* _THE TASK_: Search the listing below for the word "combinado" and copy each line that holds it.

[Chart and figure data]
»»

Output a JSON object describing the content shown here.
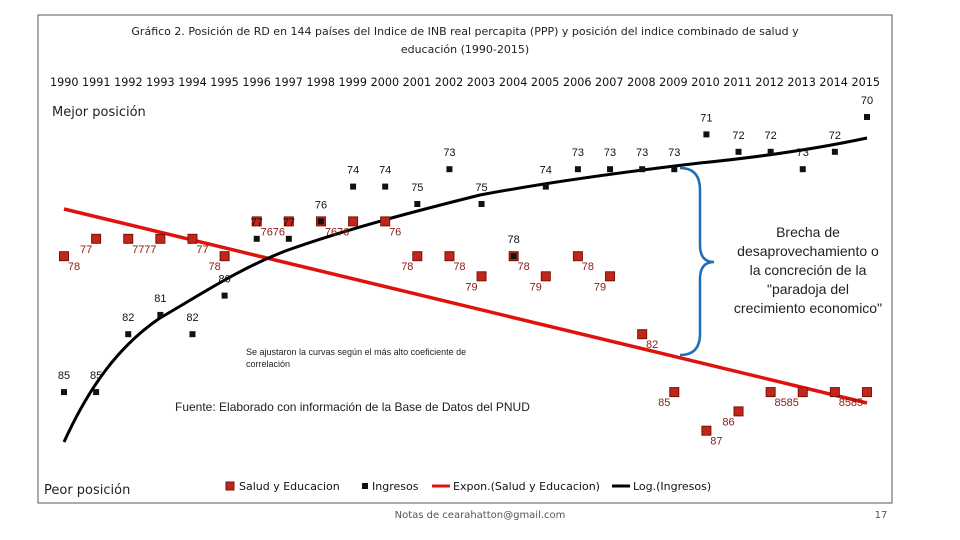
{
  "chart_data": {
    "type": "line",
    "title": "Gráfico 2. Posición de RD en 144 países del Indice de INB real percapita (PPP) y posición del indice combinado de salud y educación (1990-2015)",
    "title_line1": "Gráfico 2. Posición de RD en 144 países del Indice de INB real percapita (PPP) y posición del indice combinado de salud y",
    "title_line2": "educación (1990-2015)",
    "categories": [
      "1990",
      "1991",
      "1992",
      "1993",
      "1994",
      "1995",
      "1996",
      "1997",
      "1998",
      "1999",
      "2000",
      "2001",
      "2002",
      "2003",
      "2004",
      "2005",
      "2006",
      "2007",
      "2008",
      "2009",
      "2010",
      "2011",
      "2012",
      "2013",
      "2014",
      "2015"
    ],
    "years_text": "1990 1991 1992 1993 1994 1995 1996 1997 1998 1999 2000 2001 2002 2003 2004 2005 2006 2007 2008 2009 2010 2011 2012 2013 2014 2015",
    "y_inverted": true,
    "series": [
      {
        "name": "Salud y Educacion",
        "marker": "square",
        "color": "#c0271a",
        "values": [
          78,
          77,
          77,
          77,
          77,
          78,
          76,
          76,
          76,
          76,
          76,
          78,
          78,
          79,
          78,
          79,
          78,
          79,
          82,
          85,
          87,
          86,
          85,
          85,
          85,
          85
        ]
      },
      {
        "name": "Ingresos",
        "marker": "small-square",
        "color": "#111111",
        "values": [
          85,
          85,
          82,
          81,
          82,
          80,
          77,
          77,
          76,
          74,
          74,
          75,
          73,
          75,
          78,
          74,
          73,
          73,
          73,
          73,
          71,
          72,
          72,
          73,
          72,
          70
        ]
      }
    ],
    "trendlines": [
      {
        "name": "Expon.(Salud y Educacion)",
        "color": "#e0120c"
      },
      {
        "name": "Log.(Ingresos)",
        "color": "#000000"
      }
    ],
    "annotations": {
      "best": "Mejor posición",
      "worst": "Peor posición",
      "gap": [
        "Brecha de",
        "desaprovechamiento o",
        "la concreción de la",
        "\"paradoja del",
        "crecimiento economico\""
      ],
      "adjust": [
        "Se ajustaron la curvas según el más alto coeficiente de",
        "correlación"
      ],
      "source": "Fuente: Elaborado con información de la Base de Datos del PNUD"
    },
    "footer": "Notas de cearahatton@gmail.com",
    "page_number": "17"
  }
}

««

* _THE COMPLETED TASK_:
    "title": "Gráfico 2. Posición de RD en 144 países del Indice de INB real percapita (PPP) y posición del indice combinado de salud y educación (1990-2015)",
    "title_line1": "Gráfico 2. Posición de RD en 144 países del Indice de INB real percapita (PPP) y posición del indice combinado de salud y",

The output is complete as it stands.